## WHAT IS BEING ASKED:
Count the lines in the data below that contain the string "Analyze", matching case exactly, and give only that number.

## SOURCE MATERIAL:
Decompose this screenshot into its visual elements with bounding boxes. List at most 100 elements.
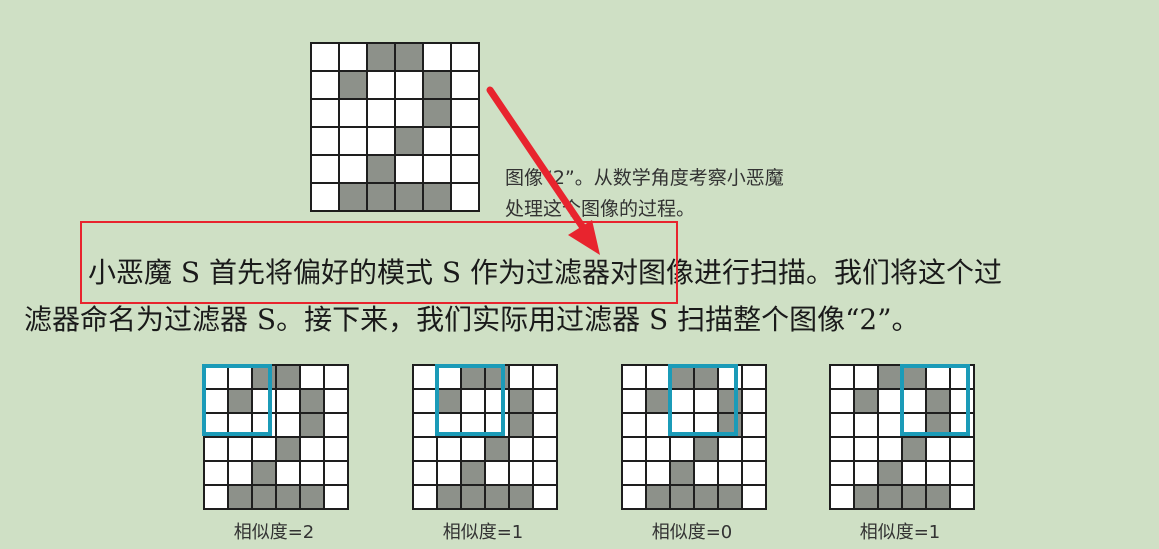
- pixel-on: [340, 72, 368, 100]
- pixel-off: [623, 414, 647, 438]
- pixel-on: [671, 486, 695, 510]
- pixel-off: [623, 462, 647, 486]
- pixel-off: [325, 390, 349, 414]
- pixel-off: [205, 462, 229, 486]
- pixel-off: [424, 44, 452, 72]
- filter-window-3: [668, 364, 738, 436]
- pixel-off: [452, 184, 480, 212]
- pixel-off: [903, 462, 927, 486]
- pixel-on: [510, 414, 534, 438]
- pixel-off: [301, 366, 325, 390]
- pixel-off: [277, 390, 301, 414]
- pixel-on: [277, 366, 301, 390]
- pixel-off: [534, 486, 558, 510]
- pixel-off: [743, 486, 767, 510]
- pixel-off: [743, 414, 767, 438]
- pixel-on: [671, 462, 695, 486]
- pixel-on: [396, 184, 424, 212]
- pixel-off: [534, 390, 558, 414]
- pixel-on: [396, 44, 424, 72]
- pixel-off: [414, 438, 438, 462]
- pixel-off: [277, 462, 301, 486]
- pixel-on: [253, 486, 277, 510]
- pixel-on: [301, 390, 325, 414]
- pixel-off: [312, 184, 340, 212]
- pixel-on: [368, 156, 396, 184]
- pixel-off: [647, 438, 671, 462]
- pixel-on: [424, 72, 452, 100]
- pixel-off: [831, 366, 855, 390]
- pixel-off: [340, 128, 368, 156]
- pixel-off: [368, 128, 396, 156]
- pixel-off: [534, 462, 558, 486]
- pixel-on: [424, 100, 452, 128]
- pixel-on: [253, 462, 277, 486]
- pixel-on: [340, 184, 368, 212]
- pixel-off: [743, 438, 767, 462]
- pixel-on: [855, 486, 879, 510]
- pixel-off: [510, 462, 534, 486]
- pixel-on: [301, 414, 325, 438]
- pixel-off: [414, 486, 438, 510]
- pixel-on: [462, 462, 486, 486]
- pixel-off: [205, 486, 229, 510]
- pixel-on: [695, 486, 719, 510]
- pixel-on: [277, 486, 301, 510]
- pixel-off: [855, 462, 879, 486]
- pixel-off: [534, 366, 558, 390]
- pixel-off: [325, 414, 349, 438]
- pixel-off: [396, 100, 424, 128]
- pixel-off: [510, 366, 534, 390]
- pixel-off: [340, 100, 368, 128]
- pixel-off: [396, 72, 424, 100]
- pixel-off: [368, 100, 396, 128]
- pixel-off: [671, 438, 695, 462]
- pixel-off: [452, 72, 480, 100]
- pixel-off: [396, 156, 424, 184]
- pixel-on: [486, 438, 510, 462]
- pixel-off: [879, 438, 903, 462]
- pixel-off: [312, 128, 340, 156]
- pixel-off: [312, 100, 340, 128]
- paragraph-line-2: 滤器命名为过滤器 S。接下来，我们实际用过滤器 S 扫描整个图像“2”。: [24, 303, 920, 336]
- pixel-off: [855, 414, 879, 438]
- pixel-off: [951, 438, 975, 462]
- pixel-off: [462, 438, 486, 462]
- pixel-off: [340, 156, 368, 184]
- pixel-on: [510, 486, 534, 510]
- pixel-off: [452, 128, 480, 156]
- pixel-on: [510, 390, 534, 414]
- pixel-off: [452, 44, 480, 72]
- pixel-off: [510, 438, 534, 462]
- pixel-on: [695, 438, 719, 462]
- pixel-off: [312, 44, 340, 72]
- filter-window-1: [202, 364, 272, 436]
- pixel-on: [647, 486, 671, 510]
- pixel-off: [831, 462, 855, 486]
- pixel-off: [253, 438, 277, 462]
- similarity-label-3: 相似度=0: [651, 522, 733, 543]
- pixel-on: [368, 44, 396, 72]
- pixel-off: [277, 414, 301, 438]
- pixel-on: [438, 486, 462, 510]
- similarity-label-2: 相似度=1: [442, 522, 524, 543]
- digit-2-image: [310, 42, 480, 212]
- pixel-off: [743, 366, 767, 390]
- pixel-off: [325, 462, 349, 486]
- pixel-on: [301, 486, 325, 510]
- pixel-off: [438, 462, 462, 486]
- pixel-off: [229, 438, 253, 462]
- pixel-off: [623, 486, 647, 510]
- red-arrow-icon: [486, 86, 600, 255]
- similarity-label-1: 相似度=2: [233, 522, 315, 543]
- filter-window-2: [435, 364, 505, 436]
- pixel-off: [831, 390, 855, 414]
- pixel-off: [927, 462, 951, 486]
- pixel-off: [452, 156, 480, 184]
- pixel-off: [855, 366, 879, 390]
- pixel-off: [414, 462, 438, 486]
- pixel-on: [903, 438, 927, 462]
- pixel-on: [229, 486, 253, 510]
- pixel-on: [719, 486, 743, 510]
- pixel-off: [301, 462, 325, 486]
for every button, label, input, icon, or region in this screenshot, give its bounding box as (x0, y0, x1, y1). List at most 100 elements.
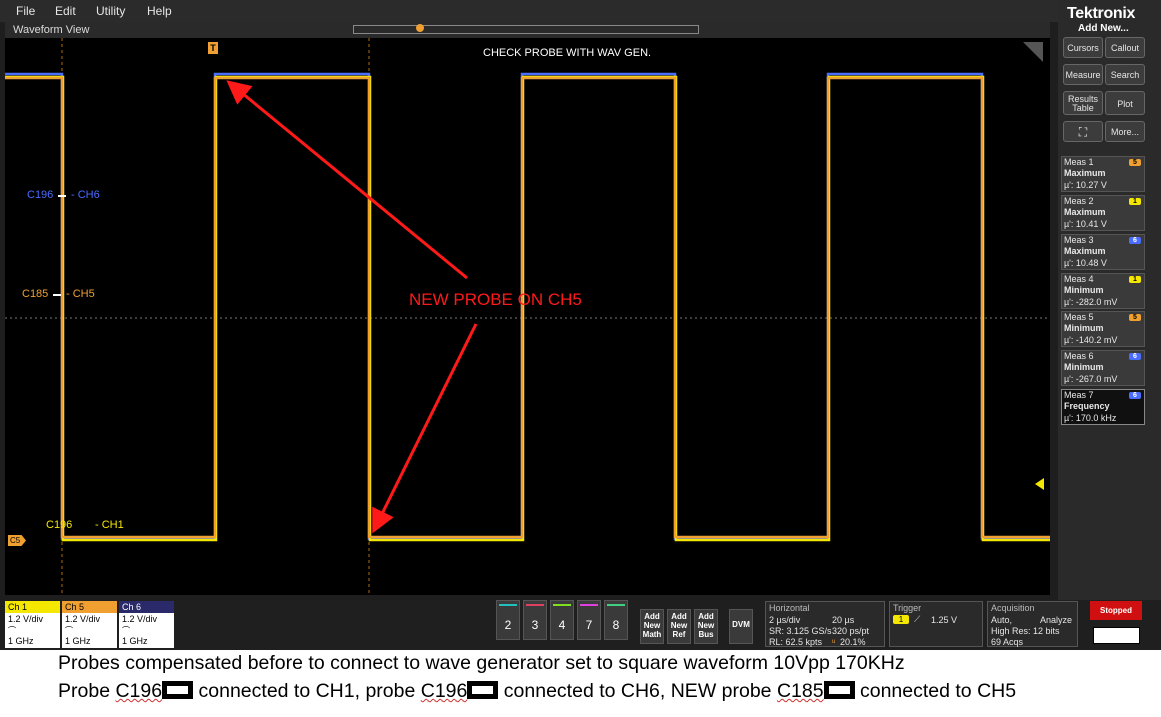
meas-source-badge: 6 (1129, 353, 1141, 360)
acquisition-resolution: High Res: 12 bits (991, 626, 1060, 636)
caption-probe-id: C196 (115, 680, 163, 702)
channel-8-button[interactable]: 8 (604, 600, 628, 640)
channel-7-label: 7 (585, 618, 593, 632)
overview-position-marker (416, 24, 424, 32)
trigger-settings-badge[interactable]: Trigger 1 ⟋ 1.25 V (889, 601, 983, 647)
rising-edge-icon: ⟋ (914, 614, 921, 624)
channel-6-scale: 1.2 V/div (122, 614, 158, 624)
label-marker (58, 195, 66, 197)
channel-5-scale: 1.2 V/div (65, 614, 101, 624)
acquisition-settings-badge[interactable]: Acquisition Auto, Analyze High Res: 12 b… (987, 601, 1078, 647)
add-new-math-button[interactable]: Add New Math (640, 609, 664, 644)
channel-color-stripe (499, 604, 517, 606)
meas-value: µ': 10.41 V (1064, 219, 1107, 229)
zoom-icon: ⛶ (1078, 125, 1088, 139)
meas-type: Maximum (1064, 246, 1106, 256)
waveform-traces (5, 38, 1050, 595)
meas-source-badge: 6 (1129, 392, 1141, 399)
zoom-tool-button[interactable]: ⛶ (1063, 121, 1103, 142)
channel-color-stripe (607, 604, 625, 606)
oscilloscope-app: File Edit Utility Help Waveform View T C… (0, 0, 1161, 650)
channel-color-stripe (526, 604, 544, 606)
menu-bar: File Edit Utility Help (0, 0, 1058, 22)
add-new-label: Add New... (1078, 23, 1129, 34)
menu-file[interactable]: File (16, 4, 35, 18)
menu-edit[interactable]: Edit (55, 4, 76, 18)
meas-source-badge: 5 (1129, 314, 1141, 321)
menu-utility[interactable]: Utility (96, 4, 125, 18)
acquisition-count: 69 Acqs (991, 637, 1024, 647)
meas-value: µ': 10.27 V (1064, 180, 1107, 190)
meas-name: Meas 5 (1064, 312, 1094, 322)
meas-source-badge: 6 (1129, 237, 1141, 244)
acquisition-analyze: Analyze (1040, 615, 1073, 625)
channel-7-button[interactable]: 7 (577, 600, 601, 640)
channel-1-scale: 1.2 V/div (8, 614, 44, 624)
add-new-bus-button[interactable]: Add New Bus (694, 609, 718, 644)
meas-value: µ': -282.0 mV (1064, 297, 1118, 307)
annotation-check-probe: CHECK PROBE WITH WAV GEN. (483, 47, 652, 59)
add-new-ref-button[interactable]: Add New Ref (667, 609, 691, 644)
channel-1-badge[interactable]: Ch 1 1.2 V/div ⌒ 1 GHz (5, 601, 60, 648)
redaction-box (467, 681, 499, 699)
channel-3-button[interactable]: 3 (523, 600, 547, 640)
channel-6-header: Ch 6 (119, 601, 174, 613)
search-button[interactable]: Search (1105, 64, 1145, 85)
channel-5-badge[interactable]: Ch 5 1.2 V/div ⌒ 1 GHz (62, 601, 117, 648)
probe-icon: ⌒ (122, 626, 130, 635)
callout-button[interactable]: Callout (1105, 37, 1145, 58)
meas-value: µ': 170.0 kHz (1064, 413, 1117, 423)
cursors-button[interactable]: Cursors (1063, 37, 1103, 58)
record-overview-bar[interactable] (353, 24, 699, 34)
trigger-position-marker[interactable]: T (208, 42, 218, 54)
record-position-percent: 20.1% (840, 637, 866, 647)
measurement-badge[interactable]: Meas 1 5 Maximum µ': 10.27 V (1061, 156, 1145, 192)
measurement-badge[interactable]: Meas 5 5 Minimum µ': -140.2 mV (1061, 311, 1145, 347)
waveform-view-header: Waveform View (5, 22, 1050, 38)
measurement-badge[interactable]: Meas 6 6 Minimum µ': -267.0 mV (1061, 350, 1145, 386)
measurement-badge[interactable]: Meas 7 6 Frequency µ': 170.0 kHz (1061, 389, 1145, 425)
meas-type: Minimum (1064, 323, 1104, 333)
channel-3-label: 3 (531, 618, 539, 632)
menu-help[interactable]: Help (147, 4, 172, 18)
label-ch5: - CH5 (66, 288, 95, 300)
measure-button[interactable]: Measure (1063, 64, 1103, 85)
probe-icon: ⌒ (8, 626, 16, 635)
label-ch1: - CH1 (95, 519, 124, 531)
plot-button[interactable]: Plot (1105, 91, 1145, 115)
run-stop-button[interactable]: Stopped (1090, 601, 1142, 620)
meas-name: Meas 4 (1064, 274, 1094, 284)
channel-5-header: Ch 5 (62, 601, 117, 613)
channel-6-badge[interactable]: Ch 6 1.2 V/div ⌒ 1 GHz (119, 601, 174, 648)
results-table-button[interactable]: Results Table (1063, 91, 1103, 115)
trigger-source-badge: 1 (893, 615, 909, 624)
caption-text: connected to CH6, NEW probe (503, 680, 772, 702)
label-c196-probe-ch6: C196 (27, 189, 54, 201)
horizontal-settings-badge[interactable]: Horizontal 2 µs/div 20 µs SR: 3.125 GS/s… (765, 601, 885, 647)
waveform-graticule[interactable]: T CHECK PROBE WITH WAV GEN. C196 - CH6 C… (5, 38, 1050, 595)
more-button[interactable]: More... (1105, 121, 1145, 142)
tektronix-logo: Tektronix (1067, 5, 1136, 22)
label-c196-probe-ch1: C196 (46, 519, 73, 531)
caption-probe-id: C185 (776, 680, 824, 702)
measurement-badge[interactable]: Meas 4 1 Minimum µ': -282.0 mV (1061, 273, 1145, 309)
channel-4-label: 4 (558, 618, 566, 632)
channel-4-button[interactable]: 4 (550, 600, 574, 640)
caption-line-2: Probe C196 connected to CH1, probe C196 … (58, 680, 1016, 703)
meas-name: Meas 7 (1064, 390, 1094, 400)
label-marker (53, 294, 61, 296)
meas-name: Meas 2 (1064, 196, 1094, 206)
channel-color-stripe (580, 604, 598, 606)
caption-line-1: Probes compensated before to connect to … (58, 652, 905, 674)
meas-type: Frequency (1064, 401, 1110, 411)
trigger-level: 1.25 V (931, 615, 958, 625)
measurement-badge[interactable]: Meas 2 1 Maximum µ': 10.41 V (1061, 195, 1145, 231)
dvm-button[interactable]: DVM (729, 609, 753, 644)
waveform-view-title: Waveform View (13, 24, 90, 36)
channel-2-button[interactable]: 2 (496, 600, 520, 640)
caption-text: Probe (58, 680, 111, 702)
trigger-level-arrow-icon[interactable] (1035, 478, 1044, 490)
channel-8-label: 8 (612, 618, 620, 632)
meas-value: µ': -267.0 mV (1064, 374, 1118, 384)
measurement-badge[interactable]: Meas 3 6 Maximum µ': 10.48 V (1061, 234, 1145, 270)
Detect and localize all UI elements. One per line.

## EXERCISE SOLUTION:
2